───── Texto de leitura ─────
O prefeito de Rio Branco, Alysson Bestene, afirmou nesta sexta-feira, 24, que a Prefeitura agiu com rapidez para resolver a paralisação do transporte coletivo na Capital e não descarta a substituição da atual operadora caso os problemas persistam.
Durante agenda pública, o gestor explicou que foi realizado um repasse emergencial à empresa responsável pelo serviço, com o objetivo de garantir o pagamento dos trabalhadores e retomar a circulação dos ônibus. Segundo ele, o valor foi calculado com base na folha salarial e em compensações relacionadas à alta do combustível.
“Foi feito um repasse com urgência para quitar o salário dos servidores e a gente voltar à normalidade”, destacou o prefeito, ao mencionar que o município já realiza repasses diários, mas precisou complementar os recursos diante das variações no preço do diesel.
─────
_Tarefas propostas:_
**1)** No texto sobre o transporte coletivo de Rio Branco, por que a Prefeitura fez um repasse emergencial à empresa responsável pelo serviço? Responda em uma a três frases.
**2)** No texto sobre o transporte coletivo de Rio Branco, com base em que foi calculado o valor do repasse?
**3)** Transcreva do texto sobre o transporte coletivo de Rio Branco o trecho de "O prefeito de" a "alta do combustível.".
───── Dados em análise ─────
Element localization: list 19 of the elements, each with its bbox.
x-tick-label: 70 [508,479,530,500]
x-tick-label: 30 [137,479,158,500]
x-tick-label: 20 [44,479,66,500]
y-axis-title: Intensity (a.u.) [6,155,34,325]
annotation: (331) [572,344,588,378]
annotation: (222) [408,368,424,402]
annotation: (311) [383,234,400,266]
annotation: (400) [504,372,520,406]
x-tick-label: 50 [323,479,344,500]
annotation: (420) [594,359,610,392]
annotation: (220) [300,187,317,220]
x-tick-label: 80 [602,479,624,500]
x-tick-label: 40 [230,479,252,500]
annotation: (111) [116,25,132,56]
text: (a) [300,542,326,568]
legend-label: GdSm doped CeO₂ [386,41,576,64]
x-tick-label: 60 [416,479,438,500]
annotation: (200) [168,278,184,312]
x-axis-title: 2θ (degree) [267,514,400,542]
─────
_Respostas às tarefas:_
**1)** O repasse emergencial buscou garantir o pagamento dos trabalhadores e retomar a circulação dos ônibus. O município já fazia repasses diários, mas precisou complementar os recursos diante das variações no preço do diesel.

**2)** Com base na folha salarial e em compensações relacionadas à alta do combustível.

**3)**
O prefeito de Rio Branco, Alysson Bestene, afirmou nesta sexta-feira, 24, que a Prefeitura agiu com rapidez para resolver a paralisação do transporte coletivo na Capital e não descarta a substituição da atual operadora caso os problemas persistam.
Durante agenda pública, o gestor explicou que foi realizado um repasse emergencial à empresa responsável pelo serviço, com o objetivo de garantir o pagamento dos trabalhadores e retomar a circulação dos ônibus. Segundo ele, o valor foi calculado com base na folha salarial e em compensações relacionadas à alta do combustível.